What this task involves: Set down the material once more, exactly as it appears.

Provided information:
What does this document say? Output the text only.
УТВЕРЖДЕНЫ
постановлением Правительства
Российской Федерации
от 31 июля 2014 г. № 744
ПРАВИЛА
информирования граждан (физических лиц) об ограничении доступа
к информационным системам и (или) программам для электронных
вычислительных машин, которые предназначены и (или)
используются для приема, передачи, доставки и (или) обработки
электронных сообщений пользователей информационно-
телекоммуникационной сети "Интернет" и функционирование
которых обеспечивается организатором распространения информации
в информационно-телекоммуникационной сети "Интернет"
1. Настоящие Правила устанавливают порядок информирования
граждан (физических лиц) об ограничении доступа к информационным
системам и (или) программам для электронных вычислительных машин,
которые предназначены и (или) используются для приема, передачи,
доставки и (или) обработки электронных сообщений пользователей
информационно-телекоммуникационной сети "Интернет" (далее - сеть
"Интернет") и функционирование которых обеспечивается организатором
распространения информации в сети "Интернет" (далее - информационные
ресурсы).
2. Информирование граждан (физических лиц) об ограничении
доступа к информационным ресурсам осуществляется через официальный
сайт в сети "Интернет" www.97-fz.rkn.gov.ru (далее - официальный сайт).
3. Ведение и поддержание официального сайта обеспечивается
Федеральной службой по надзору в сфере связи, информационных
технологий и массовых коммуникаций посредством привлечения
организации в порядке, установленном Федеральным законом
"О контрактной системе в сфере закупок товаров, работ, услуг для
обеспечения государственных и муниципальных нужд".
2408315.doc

Expected answer:
What does this document say? Output the text only.
УТВЕРЖДЕНЫ
постановлением Правительства
Российской Федерации
от 31 июля 2014 г. № 744
ПРАВИЛА
информирования граждан (физических лиц) об ограничении доступа
к информационным системам и (или) программам для электронных
вычислительных машин, которые предназначены и (или)
используются для приема, передачи, доставки и (или) обработки
электронных сообщений пользователей информационно-
телекоммуникационной сети "Интернет" и функционирование
которых обеспечивается организатором распространения информации
в информационно-телекоммуникационной сети "Интернет"
1. Настоящие Правила устанавливают порядок информирования
граждан (физических лиц) об ограничении доступа к информационным
системам и (или) программам для электронных вычислительных машин,
которые предназначены и (или) используются для приема, передачи,
доставки и (или) обработки электронных сообщений пользователей
информационно-телекоммуникационной сети "Интернет" (далее - сеть
"Интернет") и функционирование которых обеспечивается организатором
распространения информации в сети "Интернет" (далее - информационные
ресурсы).
2. Информирование граждан (физических лиц) об ограничении
доступа к информационным ресурсам осуществляется через официальный
сайт в сети "Интернет" www.97-fz.rkn.gov.ru (далее - официальный сайт).
3. Ведение и поддержание официального сайта обеспечивается
Федеральной службой по надзору в сфере связи, информационных
технологий и массовых коммуникаций посредством привлечения
организации в порядке, установленном Федеральным законом
"О контрактной системе в сфере закупок товаров, работ, услуг для
обеспечения государственных и муниципальных нужд".
2408315.doc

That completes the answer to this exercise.